Note how many lines hold "count" and report that number by itself.

****

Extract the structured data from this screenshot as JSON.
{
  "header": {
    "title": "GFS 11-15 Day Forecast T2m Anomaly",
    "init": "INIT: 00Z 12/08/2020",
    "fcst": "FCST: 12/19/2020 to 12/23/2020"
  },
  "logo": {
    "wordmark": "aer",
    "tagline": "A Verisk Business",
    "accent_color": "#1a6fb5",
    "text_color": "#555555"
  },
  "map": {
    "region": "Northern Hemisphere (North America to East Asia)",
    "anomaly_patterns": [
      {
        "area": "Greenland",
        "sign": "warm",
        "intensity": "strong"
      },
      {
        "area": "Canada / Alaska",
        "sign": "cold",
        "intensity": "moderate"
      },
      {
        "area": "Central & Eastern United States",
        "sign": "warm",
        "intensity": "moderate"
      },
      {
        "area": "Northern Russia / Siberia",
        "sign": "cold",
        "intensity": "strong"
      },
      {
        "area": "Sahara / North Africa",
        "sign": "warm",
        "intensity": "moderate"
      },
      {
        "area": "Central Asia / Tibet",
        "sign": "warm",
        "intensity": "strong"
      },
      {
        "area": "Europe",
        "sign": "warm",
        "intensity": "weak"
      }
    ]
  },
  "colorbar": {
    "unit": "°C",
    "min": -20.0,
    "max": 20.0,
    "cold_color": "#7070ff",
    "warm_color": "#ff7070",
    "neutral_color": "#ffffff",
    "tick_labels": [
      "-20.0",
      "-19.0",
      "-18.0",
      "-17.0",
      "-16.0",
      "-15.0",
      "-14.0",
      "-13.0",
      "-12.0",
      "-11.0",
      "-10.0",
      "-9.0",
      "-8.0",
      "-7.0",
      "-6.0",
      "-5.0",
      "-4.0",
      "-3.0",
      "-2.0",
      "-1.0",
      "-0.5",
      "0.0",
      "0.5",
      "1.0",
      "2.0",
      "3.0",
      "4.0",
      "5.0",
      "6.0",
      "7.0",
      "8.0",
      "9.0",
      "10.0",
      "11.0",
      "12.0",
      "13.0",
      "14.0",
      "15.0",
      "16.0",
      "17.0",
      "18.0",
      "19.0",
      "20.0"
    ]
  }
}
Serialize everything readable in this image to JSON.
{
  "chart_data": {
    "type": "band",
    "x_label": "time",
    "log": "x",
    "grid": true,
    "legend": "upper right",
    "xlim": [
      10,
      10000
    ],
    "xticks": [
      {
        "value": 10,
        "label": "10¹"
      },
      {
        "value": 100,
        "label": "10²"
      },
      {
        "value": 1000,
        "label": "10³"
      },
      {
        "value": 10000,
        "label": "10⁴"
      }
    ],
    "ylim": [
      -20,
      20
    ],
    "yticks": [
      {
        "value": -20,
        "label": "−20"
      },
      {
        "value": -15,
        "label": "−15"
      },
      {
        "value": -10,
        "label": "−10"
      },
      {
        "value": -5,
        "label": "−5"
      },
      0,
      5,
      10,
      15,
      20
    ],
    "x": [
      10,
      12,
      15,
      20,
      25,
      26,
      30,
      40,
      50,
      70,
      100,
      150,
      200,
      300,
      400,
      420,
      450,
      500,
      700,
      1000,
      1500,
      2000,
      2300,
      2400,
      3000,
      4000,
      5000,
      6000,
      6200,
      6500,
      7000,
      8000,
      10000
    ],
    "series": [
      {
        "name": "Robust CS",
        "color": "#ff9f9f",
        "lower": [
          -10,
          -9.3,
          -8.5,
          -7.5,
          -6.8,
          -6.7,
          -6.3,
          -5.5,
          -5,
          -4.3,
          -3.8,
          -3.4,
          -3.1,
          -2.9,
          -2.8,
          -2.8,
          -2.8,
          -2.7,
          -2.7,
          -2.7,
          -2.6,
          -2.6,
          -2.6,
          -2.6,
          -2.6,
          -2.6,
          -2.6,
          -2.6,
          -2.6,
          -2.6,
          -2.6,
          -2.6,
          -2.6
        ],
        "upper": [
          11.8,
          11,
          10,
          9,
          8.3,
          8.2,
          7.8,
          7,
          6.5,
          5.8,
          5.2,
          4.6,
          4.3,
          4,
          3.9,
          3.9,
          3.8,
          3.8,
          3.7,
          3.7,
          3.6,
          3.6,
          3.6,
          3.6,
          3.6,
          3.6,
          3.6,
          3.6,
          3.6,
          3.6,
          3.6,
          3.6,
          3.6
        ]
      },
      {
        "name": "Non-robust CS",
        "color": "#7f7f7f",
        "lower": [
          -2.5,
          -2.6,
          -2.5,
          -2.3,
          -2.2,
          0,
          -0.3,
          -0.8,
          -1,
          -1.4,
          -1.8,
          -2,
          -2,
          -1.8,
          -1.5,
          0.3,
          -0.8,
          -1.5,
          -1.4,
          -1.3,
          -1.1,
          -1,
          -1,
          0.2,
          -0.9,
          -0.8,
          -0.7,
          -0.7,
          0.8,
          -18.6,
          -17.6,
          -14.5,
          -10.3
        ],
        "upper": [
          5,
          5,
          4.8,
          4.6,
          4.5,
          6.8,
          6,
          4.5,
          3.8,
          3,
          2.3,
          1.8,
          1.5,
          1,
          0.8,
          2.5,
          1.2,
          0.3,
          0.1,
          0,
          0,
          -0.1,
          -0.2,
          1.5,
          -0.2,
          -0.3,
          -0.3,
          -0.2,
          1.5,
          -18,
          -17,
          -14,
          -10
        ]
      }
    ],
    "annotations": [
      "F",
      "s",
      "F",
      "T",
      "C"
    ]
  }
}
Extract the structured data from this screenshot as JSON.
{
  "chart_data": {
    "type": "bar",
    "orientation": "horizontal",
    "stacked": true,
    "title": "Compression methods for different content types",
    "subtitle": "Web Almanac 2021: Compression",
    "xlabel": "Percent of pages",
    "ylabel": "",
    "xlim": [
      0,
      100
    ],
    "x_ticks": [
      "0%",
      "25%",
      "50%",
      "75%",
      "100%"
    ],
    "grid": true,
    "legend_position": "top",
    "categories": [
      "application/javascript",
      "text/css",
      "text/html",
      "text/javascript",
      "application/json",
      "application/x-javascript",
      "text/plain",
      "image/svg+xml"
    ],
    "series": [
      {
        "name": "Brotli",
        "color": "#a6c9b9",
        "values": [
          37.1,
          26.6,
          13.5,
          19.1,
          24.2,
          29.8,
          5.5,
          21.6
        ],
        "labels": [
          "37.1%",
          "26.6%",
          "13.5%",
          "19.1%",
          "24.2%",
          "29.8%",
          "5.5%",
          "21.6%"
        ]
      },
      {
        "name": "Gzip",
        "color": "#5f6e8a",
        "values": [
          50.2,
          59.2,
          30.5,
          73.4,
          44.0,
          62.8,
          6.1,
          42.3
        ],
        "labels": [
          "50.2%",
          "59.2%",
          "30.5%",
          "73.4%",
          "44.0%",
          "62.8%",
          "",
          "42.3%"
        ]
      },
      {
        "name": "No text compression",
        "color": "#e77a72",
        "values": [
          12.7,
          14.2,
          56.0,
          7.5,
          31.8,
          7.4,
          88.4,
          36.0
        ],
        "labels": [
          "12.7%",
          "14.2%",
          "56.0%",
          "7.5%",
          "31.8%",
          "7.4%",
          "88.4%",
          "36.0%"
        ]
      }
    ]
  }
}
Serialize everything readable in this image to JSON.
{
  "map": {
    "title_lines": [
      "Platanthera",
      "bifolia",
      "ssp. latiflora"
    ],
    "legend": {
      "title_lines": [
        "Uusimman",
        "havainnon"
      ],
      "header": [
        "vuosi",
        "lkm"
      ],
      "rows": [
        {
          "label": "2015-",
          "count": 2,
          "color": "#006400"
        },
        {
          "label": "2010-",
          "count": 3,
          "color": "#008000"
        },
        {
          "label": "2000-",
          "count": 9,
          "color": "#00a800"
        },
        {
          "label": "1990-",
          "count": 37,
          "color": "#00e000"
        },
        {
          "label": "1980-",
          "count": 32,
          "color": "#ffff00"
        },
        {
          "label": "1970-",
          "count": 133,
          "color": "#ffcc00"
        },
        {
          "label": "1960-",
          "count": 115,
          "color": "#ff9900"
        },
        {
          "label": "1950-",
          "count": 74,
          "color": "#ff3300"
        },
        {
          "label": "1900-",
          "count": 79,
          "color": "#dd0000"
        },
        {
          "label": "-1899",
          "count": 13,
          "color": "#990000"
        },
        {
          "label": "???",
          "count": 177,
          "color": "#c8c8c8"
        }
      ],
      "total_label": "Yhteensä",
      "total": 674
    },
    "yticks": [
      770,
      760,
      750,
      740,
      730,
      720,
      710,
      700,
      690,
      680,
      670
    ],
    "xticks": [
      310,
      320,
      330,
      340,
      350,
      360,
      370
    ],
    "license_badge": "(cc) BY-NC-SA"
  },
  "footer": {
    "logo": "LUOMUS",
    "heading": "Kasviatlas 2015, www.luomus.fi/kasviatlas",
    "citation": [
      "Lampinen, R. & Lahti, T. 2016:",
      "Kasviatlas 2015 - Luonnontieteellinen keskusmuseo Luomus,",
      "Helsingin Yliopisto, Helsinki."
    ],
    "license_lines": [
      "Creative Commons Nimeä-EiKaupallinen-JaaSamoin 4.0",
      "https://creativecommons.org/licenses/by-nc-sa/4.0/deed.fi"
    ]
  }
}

****

> **Solution to this task**
11